▶ **Exercise**
Wherever the word "điểm" shows up in a line, please copy that line.

▶ **Data supplied**
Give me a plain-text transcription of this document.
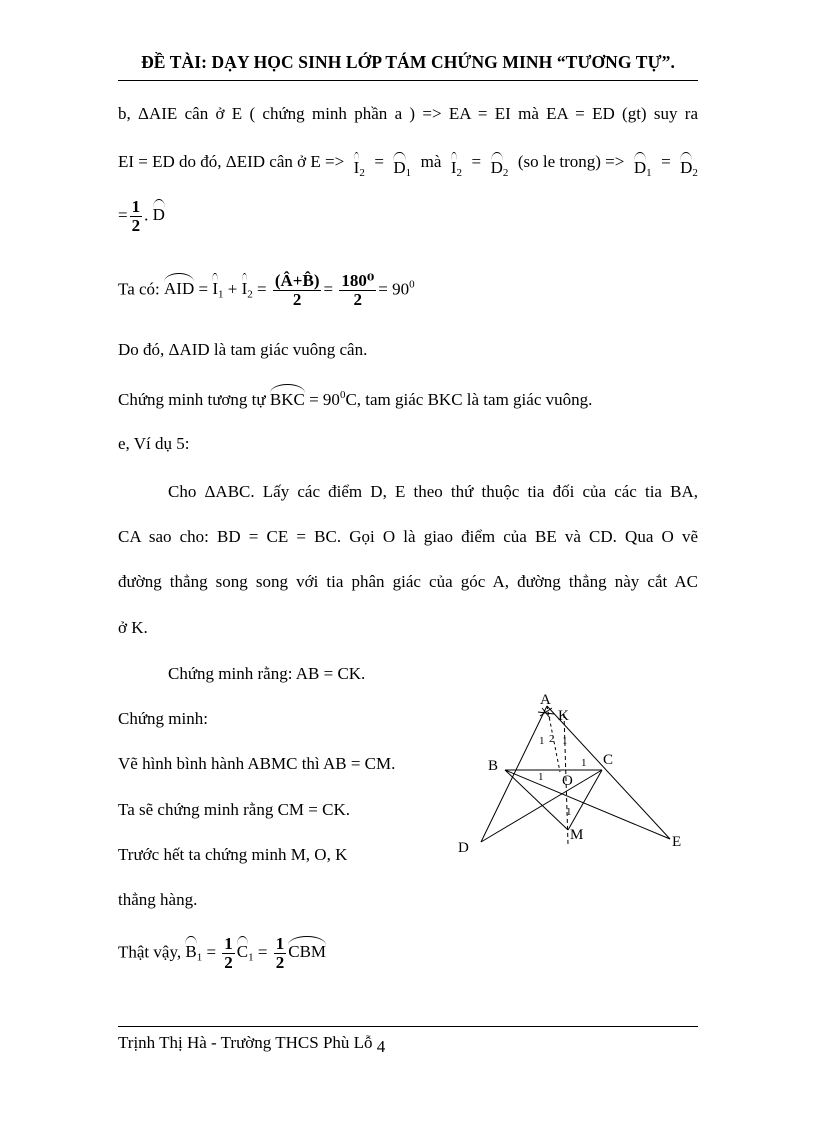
ĐỀ TÀI: DẠY HỌC SINH LỚP TÁM CHỨNG MINH “TƯƠNG TỰ”.
b, ΔAIE cân ở E ( chứng minh phần a ) => EA = EI mà EA = ED (gt) suy ra
EI = ED do đó, ΔEID cân ở $E => I_2$
= $D_1$
mà $I_2$
= $D_2$
(so le trong) => $D_1$
= $D_2$
= $\frac{1}{2}$ . D
Ta có: AID = $I_1 + I_2 = \frac{(Â+B̂)}{2} = \frac{\text{180⁰}}{2} = 90^0$
Do đó, ΔAID là tam giác vuông cân.
Chứng minh tương tự BKC = $90^0C$, tam giác BKC là tam giác vuông.
e, Ví dụ 5:
Cho ΔABC. Lấy các điểm D, E theo thứ thuộc tia đối của các tia BA,
CA sao cho: BD = CE = BC. Gọi O là giao điểm của BE và CD. Qua O vẽ
đường thẳng song song với tia phân giác của góc A, đường thẳng này cắt AC
ở K.
Chứng minh rằng: AB = CK.
Chứng minh:
Vẽ hình bình hành ABMC thì AB = CM.
Ta sẽ chứng minh rằng CM = CK.
Trước hết ta chứng minh M, O, K
thẳng hàng.
Thật vậy, $B_1 = \frac{1}{2} C_1 = \frac{1}{2}$ CBM
A
K
B	C
O
M
D	E
1 2 1
1
1
1
Trịnh Thị Hà - Trường THCS Phù Lỗ $_4$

▶ **Result of the task**
Cho ΔABC. Lấy các điểm D, E theo thứ thuộc tia đối của các tia BA,
CA sao cho: BD = CE = BC. Gọi O là giao điểm của BE và CD. Qua O vẽ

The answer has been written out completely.